** start Records for the task **

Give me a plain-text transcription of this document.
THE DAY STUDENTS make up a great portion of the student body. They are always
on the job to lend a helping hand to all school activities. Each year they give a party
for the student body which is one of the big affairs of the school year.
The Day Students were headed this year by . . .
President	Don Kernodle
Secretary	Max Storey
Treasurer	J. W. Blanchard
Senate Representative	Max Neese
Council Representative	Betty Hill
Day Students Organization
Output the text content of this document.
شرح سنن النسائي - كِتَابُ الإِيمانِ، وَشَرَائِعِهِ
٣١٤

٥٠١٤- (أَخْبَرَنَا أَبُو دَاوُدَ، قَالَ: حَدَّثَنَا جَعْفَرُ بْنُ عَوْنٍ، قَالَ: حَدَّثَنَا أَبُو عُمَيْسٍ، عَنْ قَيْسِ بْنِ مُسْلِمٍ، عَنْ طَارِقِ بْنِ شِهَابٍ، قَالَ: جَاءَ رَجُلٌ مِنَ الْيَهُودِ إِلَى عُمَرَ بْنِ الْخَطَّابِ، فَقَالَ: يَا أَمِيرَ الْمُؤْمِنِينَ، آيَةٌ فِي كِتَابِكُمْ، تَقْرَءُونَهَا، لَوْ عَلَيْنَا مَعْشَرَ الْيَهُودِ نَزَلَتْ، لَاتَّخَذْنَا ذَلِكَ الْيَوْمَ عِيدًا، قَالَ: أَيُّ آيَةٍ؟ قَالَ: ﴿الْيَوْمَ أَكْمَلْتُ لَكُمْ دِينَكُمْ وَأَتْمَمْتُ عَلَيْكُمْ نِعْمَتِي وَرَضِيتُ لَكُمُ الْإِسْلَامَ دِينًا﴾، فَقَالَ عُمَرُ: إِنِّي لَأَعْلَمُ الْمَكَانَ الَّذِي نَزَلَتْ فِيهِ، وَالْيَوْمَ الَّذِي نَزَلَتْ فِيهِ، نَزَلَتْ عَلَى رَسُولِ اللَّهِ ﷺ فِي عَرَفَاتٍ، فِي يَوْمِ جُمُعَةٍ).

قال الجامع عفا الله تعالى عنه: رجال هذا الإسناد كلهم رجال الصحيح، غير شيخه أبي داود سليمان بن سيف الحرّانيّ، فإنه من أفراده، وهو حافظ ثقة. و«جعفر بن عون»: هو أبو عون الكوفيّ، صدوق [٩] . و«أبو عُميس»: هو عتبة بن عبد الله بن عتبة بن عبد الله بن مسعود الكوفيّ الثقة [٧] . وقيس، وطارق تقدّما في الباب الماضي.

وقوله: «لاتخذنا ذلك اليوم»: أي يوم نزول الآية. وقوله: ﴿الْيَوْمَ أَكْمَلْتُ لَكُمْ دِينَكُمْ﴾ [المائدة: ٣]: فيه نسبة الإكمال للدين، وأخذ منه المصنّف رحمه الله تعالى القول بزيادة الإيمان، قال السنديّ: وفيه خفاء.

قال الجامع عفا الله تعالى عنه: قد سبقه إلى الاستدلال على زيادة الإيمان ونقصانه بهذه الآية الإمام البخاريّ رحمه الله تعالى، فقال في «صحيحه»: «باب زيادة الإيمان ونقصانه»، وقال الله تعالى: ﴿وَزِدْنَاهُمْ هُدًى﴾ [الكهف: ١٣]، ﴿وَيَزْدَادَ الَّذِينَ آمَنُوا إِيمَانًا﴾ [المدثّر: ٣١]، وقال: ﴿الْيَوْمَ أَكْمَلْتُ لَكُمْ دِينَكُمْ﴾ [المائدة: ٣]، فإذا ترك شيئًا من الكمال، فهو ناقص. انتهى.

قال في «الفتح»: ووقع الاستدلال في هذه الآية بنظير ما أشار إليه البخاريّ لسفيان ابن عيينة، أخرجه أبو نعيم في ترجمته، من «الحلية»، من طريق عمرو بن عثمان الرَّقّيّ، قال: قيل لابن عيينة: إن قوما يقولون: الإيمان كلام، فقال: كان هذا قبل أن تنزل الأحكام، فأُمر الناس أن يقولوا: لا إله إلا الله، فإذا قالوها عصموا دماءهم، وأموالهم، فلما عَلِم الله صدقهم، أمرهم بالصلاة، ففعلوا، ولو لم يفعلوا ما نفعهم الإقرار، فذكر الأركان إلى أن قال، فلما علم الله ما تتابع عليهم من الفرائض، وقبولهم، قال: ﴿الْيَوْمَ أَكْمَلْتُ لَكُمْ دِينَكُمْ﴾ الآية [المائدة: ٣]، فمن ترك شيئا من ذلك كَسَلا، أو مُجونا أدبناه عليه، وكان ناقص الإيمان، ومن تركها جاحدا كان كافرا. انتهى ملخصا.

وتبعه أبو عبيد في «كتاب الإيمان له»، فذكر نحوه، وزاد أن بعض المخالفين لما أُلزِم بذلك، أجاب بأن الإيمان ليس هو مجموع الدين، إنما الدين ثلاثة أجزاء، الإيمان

** end Records for the task **

Type out the whole listing above again, exactly as it stands.

Give me a plain-text transcription of this document.
THE DAY STUDENTS make up a great portion of the student body. They are always
on the job to lend a helping hand to all school activities. Each year they give a party
for the student body which is one of the big affairs of the school year.
The Day Students were headed this year by . . .
President	Don Kernodle
Secretary	Max Storey
Treasurer	J. W. Blanchard
Senate Representative	Max Neese
Council Representative	Betty Hill
Day Students Organization
Output the text content of this document.
شرح سنن النسائي - كِتَابُ الإِيمانِ، وَشَرَائِعِهِ
٣١٤

٥٠١٤- (أَخْبَرَنَا أَبُو دَاوُدَ، قَالَ: حَدَّثَنَا جَعْفَرُ بْنُ عَوْنٍ، قَالَ: حَدَّثَنَا أَبُو عُمَيْسٍ، عَنْ قَيْسِ بْنِ مُسْلِمٍ، عَنْ طَارِقِ بْنِ شِهَابٍ، قَالَ: جَاءَ رَجُلٌ مِنَ الْيَهُودِ إِلَى عُمَرَ بْنِ الْخَطَّابِ، فَقَالَ: يَا أَمِيرَ الْمُؤْمِنِينَ، آيَةٌ فِي كِتَابِكُمْ، تَقْرَءُونَهَا، لَوْ عَلَيْنَا مَعْشَرَ الْيَهُودِ نَزَلَتْ، لَاتَّخَذْنَا ذَلِكَ الْيَوْمَ عِيدًا، قَالَ: أَيُّ آيَةٍ؟ قَالَ: ﴿الْيَوْمَ أَكْمَلْتُ لَكُمْ دِينَكُمْ وَأَتْمَمْتُ عَلَيْكُمْ نِعْمَتِي وَرَضِيتُ لَكُمُ الْإِسْلَامَ دِينًا﴾، فَقَالَ عُمَرُ: إِنِّي لَأَعْلَمُ الْمَكَانَ الَّذِي نَزَلَتْ فِيهِ، وَالْيَوْمَ الَّذِي نَزَلَتْ فِيهِ، نَزَلَتْ عَلَى رَسُولِ اللَّهِ ﷺ فِي عَرَفَاتٍ، فِي يَوْمِ جُمُعَةٍ).

قال الجامع عفا الله تعالى عنه: رجال هذا الإسناد كلهم رجال الصحيح، غير شيخه أبي داود سليمان بن سيف الحرّانيّ، فإنه من أفراده، وهو حافظ ثقة. و«جعفر بن عون»: هو أبو عون الكوفيّ، صدوق [٩] . و«أبو عُميس»: هو عتبة بن عبد الله بن عتبة بن عبد الله بن مسعود الكوفيّ الثقة [٧] . وقيس، وطارق تقدّما في الباب الماضي.

وقوله: «لاتخذنا ذلك اليوم»: أي يوم نزول الآية. وقوله: ﴿الْيَوْمَ أَكْمَلْتُ لَكُمْ دِينَكُمْ﴾ [المائدة: ٣]: فيه نسبة الإكمال للدين، وأخذ منه المصنّف رحمه الله تعالى القول بزيادة الإيمان، قال السنديّ: وفيه خفاء.

قال الجامع عفا الله تعالى عنه: قد سبقه إلى الاستدلال على زيادة الإيمان ونقصانه بهذه الآية الإمام البخاريّ رحمه الله تعالى، فقال في «صحيحه»: «باب زيادة الإيمان ونقصانه»، وقال الله تعالى: ﴿وَزِدْنَاهُمْ هُدًى﴾ [الكهف: ١٣]، ﴿وَيَزْدَادَ الَّذِينَ آمَنُوا إِيمَانًا﴾ [المدثّر: ٣١]، وقال: ﴿الْيَوْمَ أَكْمَلْتُ لَكُمْ دِينَكُمْ﴾ [المائدة: ٣]، فإذا ترك شيئًا من الكمال، فهو ناقص. انتهى.

قال في «الفتح»: ووقع الاستدلال في هذه الآية بنظير ما أشار إليه البخاريّ لسفيان ابن عيينة، أخرجه أبو نعيم في ترجمته، من «الحلية»، من طريق عمرو بن عثمان الرَّقّيّ، قال: قيل لابن عيينة: إن قوما يقولون: الإيمان كلام، فقال: كان هذا قبل أن تنزل الأحكام، فأُمر الناس أن يقولوا: لا إله إلا الله، فإذا قالوها عصموا دماءهم، وأموالهم، فلما عَلِم الله صدقهم، أمرهم بالصلاة، ففعلوا، ولو لم يفعلوا ما نفعهم الإقرار، فذكر الأركان إلى أن قال، فلما علم الله ما تتابع عليهم من الفرائض، وقبولهم، قال: ﴿الْيَوْمَ أَكْمَلْتُ لَكُمْ دِينَكُمْ﴾ الآية [المائدة: ٣]، فمن ترك شيئا من ذلك كَسَلا، أو مُجونا أدبناه عليه، وكان ناقص الإيمان، ومن تركها جاحدا كان كافرا. انتهى ملخصا.

وتبعه أبو عبيد في «كتاب الإيمان له»، فذكر نحوه، وزاد أن بعض المخالفين لما أُلزِم بذلك، أجاب بأن الإيمان ليس هو مجموع الدين، إنما الدين ثلاثة أجزاء، الإيمان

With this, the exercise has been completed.